[Start RECORDS FOR PROCESSING]

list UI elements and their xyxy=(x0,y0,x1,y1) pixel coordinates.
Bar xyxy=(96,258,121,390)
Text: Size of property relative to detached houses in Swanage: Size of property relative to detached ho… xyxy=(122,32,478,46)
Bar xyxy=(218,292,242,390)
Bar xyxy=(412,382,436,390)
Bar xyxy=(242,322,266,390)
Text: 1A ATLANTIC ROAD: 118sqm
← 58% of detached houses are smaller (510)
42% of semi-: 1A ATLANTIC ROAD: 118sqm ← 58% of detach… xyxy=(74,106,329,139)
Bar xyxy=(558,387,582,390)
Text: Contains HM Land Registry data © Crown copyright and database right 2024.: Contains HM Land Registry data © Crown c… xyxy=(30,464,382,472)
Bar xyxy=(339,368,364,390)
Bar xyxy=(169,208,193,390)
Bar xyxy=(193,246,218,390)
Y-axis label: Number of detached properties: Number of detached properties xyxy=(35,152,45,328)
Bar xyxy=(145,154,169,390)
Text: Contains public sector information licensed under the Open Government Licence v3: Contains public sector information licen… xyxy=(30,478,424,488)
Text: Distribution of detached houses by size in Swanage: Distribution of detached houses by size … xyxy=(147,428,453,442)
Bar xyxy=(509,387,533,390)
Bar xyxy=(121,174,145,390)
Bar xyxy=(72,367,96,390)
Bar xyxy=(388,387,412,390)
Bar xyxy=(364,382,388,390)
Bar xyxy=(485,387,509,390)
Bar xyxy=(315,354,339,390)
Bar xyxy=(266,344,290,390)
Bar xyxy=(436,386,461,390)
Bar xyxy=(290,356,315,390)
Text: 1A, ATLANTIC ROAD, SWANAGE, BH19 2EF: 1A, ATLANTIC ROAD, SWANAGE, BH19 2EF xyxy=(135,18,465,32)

[End RECORDS FOR PROCESSING]

▸ **WHAT THE TASK REQUIRES**: Return each line of the entries above word for word, without adding, dropping, or changing anything.

▸ **REPLY**:
list UI elements and their xyxy=(x0,y0,x1,y1) pixel coordinates.
Bar xyxy=(96,258,121,390)
Text: Size of property relative to detached houses in Swanage: Size of property relative to detached ho… xyxy=(122,32,478,46)
Bar xyxy=(218,292,242,390)
Bar xyxy=(412,382,436,390)
Bar xyxy=(242,322,266,390)
Text: 1A ATLANTIC ROAD: 118sqm
← 58% of detached houses are smaller (510)
42% of semi-: 1A ATLANTIC ROAD: 118sqm ← 58% of detach… xyxy=(74,106,329,139)
Bar xyxy=(558,387,582,390)
Text: Contains HM Land Registry data © Crown copyright and database right 2024.: Contains HM Land Registry data © Crown c… xyxy=(30,464,382,472)
Bar xyxy=(339,368,364,390)
Bar xyxy=(169,208,193,390)
Bar xyxy=(193,246,218,390)
Y-axis label: Number of detached properties: Number of detached properties xyxy=(35,152,45,328)
Bar xyxy=(145,154,169,390)
Text: Contains public sector information licensed under the Open Government Licence v3: Contains public sector information licen… xyxy=(30,478,424,488)
Text: Distribution of detached houses by size in Swanage: Distribution of detached houses by size … xyxy=(147,428,453,442)
Bar xyxy=(509,387,533,390)
Bar xyxy=(121,174,145,390)
Bar xyxy=(72,367,96,390)
Bar xyxy=(388,387,412,390)
Bar xyxy=(364,382,388,390)
Bar xyxy=(485,387,509,390)
Bar xyxy=(315,354,339,390)
Bar xyxy=(266,344,290,390)
Bar xyxy=(436,386,461,390)
Bar xyxy=(290,356,315,390)
Text: 1A, ATLANTIC ROAD, SWANAGE, BH19 2EF: 1A, ATLANTIC ROAD, SWANAGE, BH19 2EF xyxy=(135,18,465,32)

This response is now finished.